(PROBLEM STATEMENT): Collect every line below that contains the word "Petar".

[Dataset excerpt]
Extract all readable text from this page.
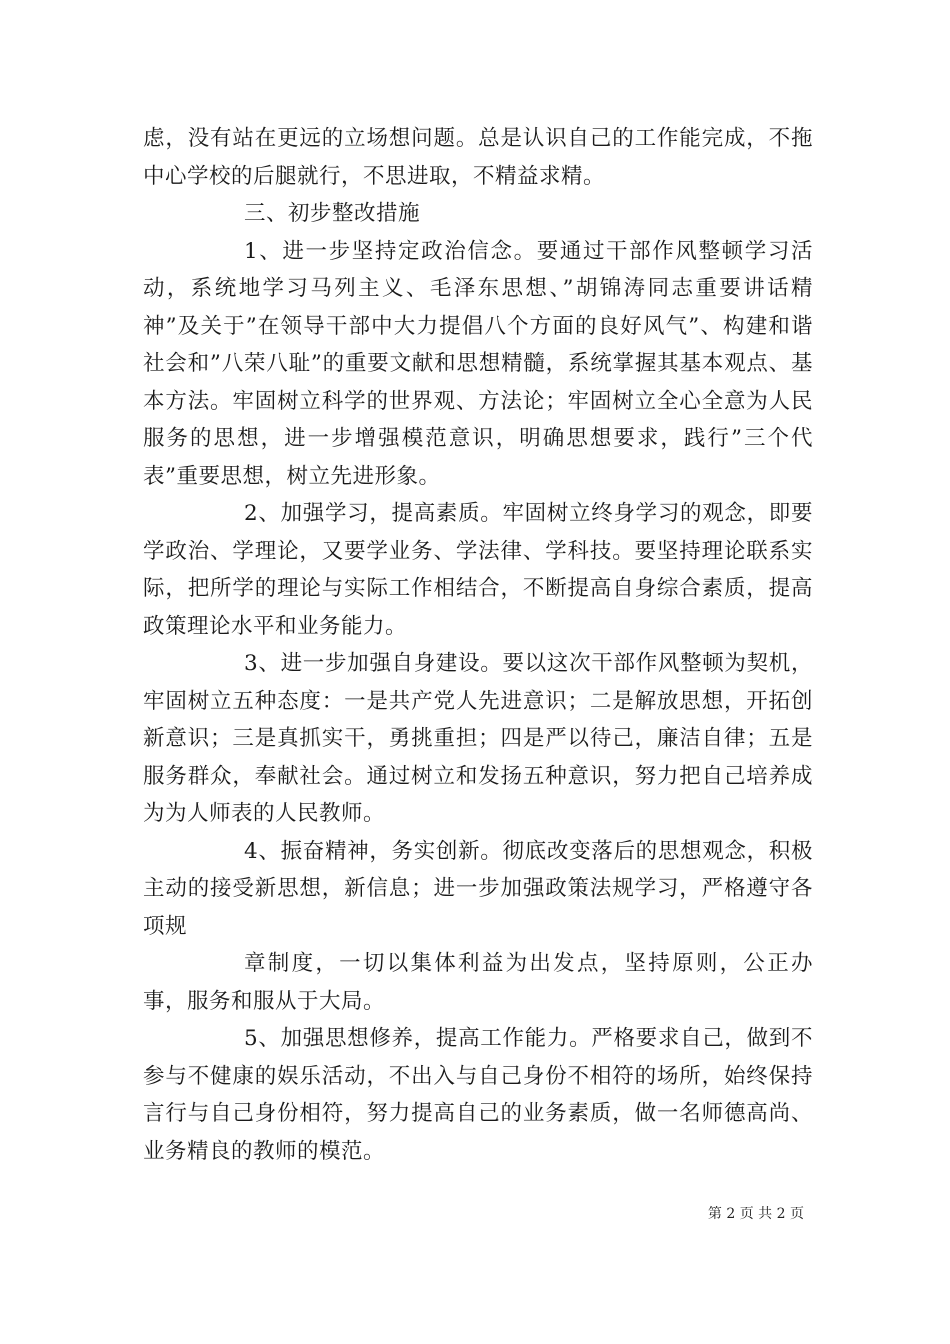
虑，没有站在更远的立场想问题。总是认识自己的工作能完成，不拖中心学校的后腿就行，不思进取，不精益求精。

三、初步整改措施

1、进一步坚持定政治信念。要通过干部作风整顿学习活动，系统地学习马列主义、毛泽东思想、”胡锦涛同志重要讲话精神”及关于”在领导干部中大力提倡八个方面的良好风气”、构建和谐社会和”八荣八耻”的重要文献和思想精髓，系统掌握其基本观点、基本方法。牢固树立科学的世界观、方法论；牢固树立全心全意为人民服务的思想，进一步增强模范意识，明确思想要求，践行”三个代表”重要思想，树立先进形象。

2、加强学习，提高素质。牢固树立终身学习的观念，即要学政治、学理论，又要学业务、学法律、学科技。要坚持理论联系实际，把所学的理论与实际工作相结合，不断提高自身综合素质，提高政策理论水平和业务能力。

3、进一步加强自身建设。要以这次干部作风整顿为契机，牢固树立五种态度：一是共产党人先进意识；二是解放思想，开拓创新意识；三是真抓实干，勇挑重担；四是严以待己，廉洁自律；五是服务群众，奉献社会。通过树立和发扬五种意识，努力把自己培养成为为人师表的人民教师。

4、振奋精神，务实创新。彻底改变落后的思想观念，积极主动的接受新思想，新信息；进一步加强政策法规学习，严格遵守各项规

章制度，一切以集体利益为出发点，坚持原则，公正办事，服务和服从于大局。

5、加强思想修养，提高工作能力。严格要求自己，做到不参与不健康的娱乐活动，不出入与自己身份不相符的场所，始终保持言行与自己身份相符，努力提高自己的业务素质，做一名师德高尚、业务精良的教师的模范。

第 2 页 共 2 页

* * *

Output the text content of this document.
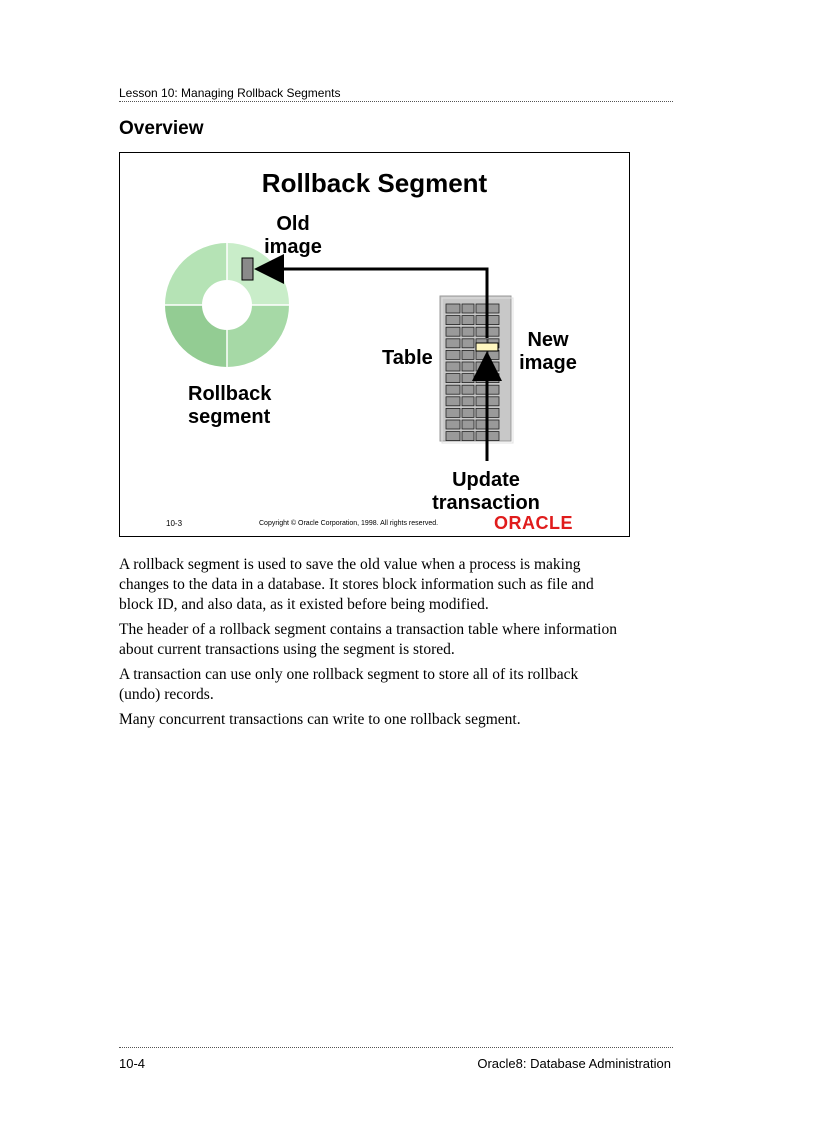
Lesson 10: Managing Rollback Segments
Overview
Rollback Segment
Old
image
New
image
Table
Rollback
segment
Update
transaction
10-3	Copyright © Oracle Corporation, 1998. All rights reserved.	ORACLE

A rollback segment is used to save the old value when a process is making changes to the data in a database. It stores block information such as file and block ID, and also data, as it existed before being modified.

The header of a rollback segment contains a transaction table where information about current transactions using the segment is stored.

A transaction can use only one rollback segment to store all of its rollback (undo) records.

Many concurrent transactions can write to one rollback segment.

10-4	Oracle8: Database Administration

==

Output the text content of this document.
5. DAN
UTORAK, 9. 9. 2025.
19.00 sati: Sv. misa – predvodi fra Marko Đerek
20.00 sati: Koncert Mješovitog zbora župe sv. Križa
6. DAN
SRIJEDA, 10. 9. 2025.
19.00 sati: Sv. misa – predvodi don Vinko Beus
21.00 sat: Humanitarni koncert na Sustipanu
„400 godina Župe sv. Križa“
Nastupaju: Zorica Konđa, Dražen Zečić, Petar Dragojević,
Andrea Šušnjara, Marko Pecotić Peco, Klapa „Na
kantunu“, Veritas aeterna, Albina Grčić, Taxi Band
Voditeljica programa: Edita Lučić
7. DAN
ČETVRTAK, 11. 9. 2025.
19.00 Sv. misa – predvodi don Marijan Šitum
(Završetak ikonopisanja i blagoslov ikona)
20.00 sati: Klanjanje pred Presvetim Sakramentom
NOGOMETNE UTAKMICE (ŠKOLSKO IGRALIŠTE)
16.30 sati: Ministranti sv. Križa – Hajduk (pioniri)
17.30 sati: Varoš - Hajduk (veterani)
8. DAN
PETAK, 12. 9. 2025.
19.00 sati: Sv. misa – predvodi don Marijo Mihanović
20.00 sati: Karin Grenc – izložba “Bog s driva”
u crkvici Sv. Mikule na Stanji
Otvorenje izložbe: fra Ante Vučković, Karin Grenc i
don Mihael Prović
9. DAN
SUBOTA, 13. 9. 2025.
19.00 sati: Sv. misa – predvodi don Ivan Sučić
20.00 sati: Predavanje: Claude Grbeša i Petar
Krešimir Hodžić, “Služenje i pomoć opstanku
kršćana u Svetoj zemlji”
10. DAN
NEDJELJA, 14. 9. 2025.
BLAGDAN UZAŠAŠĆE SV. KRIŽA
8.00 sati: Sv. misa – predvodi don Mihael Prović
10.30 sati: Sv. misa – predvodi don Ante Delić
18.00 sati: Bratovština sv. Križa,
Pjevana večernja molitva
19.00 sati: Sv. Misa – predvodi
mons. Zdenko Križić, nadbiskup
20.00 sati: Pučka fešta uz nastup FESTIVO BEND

(WRITTEN SOLUTION):
Nastupaju: Zorica Konđa, Dražen Zečić, Petar Dragojević,
20.00 sati: Predavanje: Claude Grbeša i Petar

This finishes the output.